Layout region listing
· · · · ·
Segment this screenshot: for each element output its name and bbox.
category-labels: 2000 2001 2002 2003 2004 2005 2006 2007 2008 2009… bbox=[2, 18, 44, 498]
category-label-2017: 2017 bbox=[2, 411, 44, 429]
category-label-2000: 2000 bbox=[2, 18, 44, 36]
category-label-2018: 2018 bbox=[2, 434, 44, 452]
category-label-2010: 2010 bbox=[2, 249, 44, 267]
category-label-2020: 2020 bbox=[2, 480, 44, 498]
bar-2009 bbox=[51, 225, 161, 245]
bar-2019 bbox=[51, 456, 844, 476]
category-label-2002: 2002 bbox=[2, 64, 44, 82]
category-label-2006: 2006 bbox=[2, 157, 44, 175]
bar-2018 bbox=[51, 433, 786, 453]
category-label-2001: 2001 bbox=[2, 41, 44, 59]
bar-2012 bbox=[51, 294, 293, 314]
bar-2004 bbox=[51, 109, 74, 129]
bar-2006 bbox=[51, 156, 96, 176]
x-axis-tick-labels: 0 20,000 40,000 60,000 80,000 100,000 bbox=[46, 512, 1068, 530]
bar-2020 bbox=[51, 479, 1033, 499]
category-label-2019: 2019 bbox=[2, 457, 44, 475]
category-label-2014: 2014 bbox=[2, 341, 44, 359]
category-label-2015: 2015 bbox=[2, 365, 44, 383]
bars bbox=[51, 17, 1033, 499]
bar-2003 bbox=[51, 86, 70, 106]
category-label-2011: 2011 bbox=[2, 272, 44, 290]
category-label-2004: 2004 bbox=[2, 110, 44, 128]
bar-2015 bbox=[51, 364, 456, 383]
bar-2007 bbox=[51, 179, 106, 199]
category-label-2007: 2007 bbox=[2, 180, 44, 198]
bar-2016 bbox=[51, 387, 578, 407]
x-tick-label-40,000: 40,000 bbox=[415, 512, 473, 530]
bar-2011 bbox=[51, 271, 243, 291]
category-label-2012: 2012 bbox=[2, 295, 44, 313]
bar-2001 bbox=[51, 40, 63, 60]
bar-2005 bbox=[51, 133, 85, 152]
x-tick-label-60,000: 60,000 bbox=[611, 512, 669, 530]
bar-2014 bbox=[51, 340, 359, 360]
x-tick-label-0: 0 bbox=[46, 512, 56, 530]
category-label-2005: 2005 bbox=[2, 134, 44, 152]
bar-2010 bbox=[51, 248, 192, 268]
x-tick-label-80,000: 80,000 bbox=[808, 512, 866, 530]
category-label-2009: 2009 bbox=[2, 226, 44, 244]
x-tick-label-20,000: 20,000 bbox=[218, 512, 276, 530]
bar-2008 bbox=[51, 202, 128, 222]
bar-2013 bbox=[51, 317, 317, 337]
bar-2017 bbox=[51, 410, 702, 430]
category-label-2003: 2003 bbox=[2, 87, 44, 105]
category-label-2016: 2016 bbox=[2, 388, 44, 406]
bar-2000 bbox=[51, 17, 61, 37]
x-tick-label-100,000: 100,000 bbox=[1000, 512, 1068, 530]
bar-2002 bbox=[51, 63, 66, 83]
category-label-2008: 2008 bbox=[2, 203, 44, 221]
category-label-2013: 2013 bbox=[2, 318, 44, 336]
· · · · ·
PROBLEM
Copy the listing above word for word, keeping every line.

EXERCISE RESULT
Segment this screenshot: for each element output its name and bbox.
category-labels: 2000 2001 2002 2003 2004 2005 2006 2007 2008 2009… bbox=[2, 18, 44, 498]
category-label-2017: 2017 bbox=[2, 411, 44, 429]
category-label-2000: 2000 bbox=[2, 18, 44, 36]
category-label-2018: 2018 bbox=[2, 434, 44, 452]
category-label-2010: 2010 bbox=[2, 249, 44, 267]
category-label-2020: 2020 bbox=[2, 480, 44, 498]
bar-2009 bbox=[51, 225, 161, 245]
bar-2019 bbox=[51, 456, 844, 476]
category-label-2002: 2002 bbox=[2, 64, 44, 82]
category-label-2006: 2006 bbox=[2, 157, 44, 175]
bar-2018 bbox=[51, 433, 786, 453]
category-label-2001: 2001 bbox=[2, 41, 44, 59]
bar-2012 bbox=[51, 294, 293, 314]
bar-2004 bbox=[51, 109, 74, 129]
bar-2006 bbox=[51, 156, 96, 176]
x-axis-tick-labels: 0 20,000 40,000 60,000 80,000 100,000 bbox=[46, 512, 1068, 530]
bar-2020 bbox=[51, 479, 1033, 499]
category-label-2019: 2019 bbox=[2, 457, 44, 475]
category-label-2014: 2014 bbox=[2, 341, 44, 359]
category-label-2015: 2015 bbox=[2, 365, 44, 383]
bars bbox=[51, 17, 1033, 499]
bar-2003 bbox=[51, 86, 70, 106]
category-label-2011: 2011 bbox=[2, 272, 44, 290]
category-label-2004: 2004 bbox=[2, 110, 44, 128]
bar-2015 bbox=[51, 364, 456, 383]
bar-2007 bbox=[51, 179, 106, 199]
category-label-2007: 2007 bbox=[2, 180, 44, 198]
bar-2016 bbox=[51, 387, 578, 407]
x-tick-label-40,000: 40,000 bbox=[415, 512, 473, 530]
bar-2011 bbox=[51, 271, 243, 291]
category-label-2012: 2012 bbox=[2, 295, 44, 313]
bar-2001 bbox=[51, 40, 63, 60]
bar-2005 bbox=[51, 133, 85, 152]
x-tick-label-60,000: 60,000 bbox=[611, 512, 669, 530]
bar-2014 bbox=[51, 340, 359, 360]
x-tick-label-0: 0 bbox=[46, 512, 56, 530]
category-label-2005: 2005 bbox=[2, 134, 44, 152]
bar-2010 bbox=[51, 248, 192, 268]
x-tick-label-80,000: 80,000 bbox=[808, 512, 866, 530]
category-label-2009: 2009 bbox=[2, 226, 44, 244]
x-tick-label-20,000: 20,000 bbox=[218, 512, 276, 530]
bar-2008 bbox=[51, 202, 128, 222]
bar-2013 bbox=[51, 317, 317, 337]
bar-2017 bbox=[51, 410, 702, 430]
category-label-2003: 2003 bbox=[2, 87, 44, 105]
category-label-2016: 2016 bbox=[2, 388, 44, 406]
bar-2000 bbox=[51, 17, 61, 37]
x-tick-label-100,000: 100,000 bbox=[1000, 512, 1068, 530]
bar-2002 bbox=[51, 63, 66, 83]
category-label-2008: 2008 bbox=[2, 203, 44, 221]
category-label-2013: 2013 bbox=[2, 318, 44, 336]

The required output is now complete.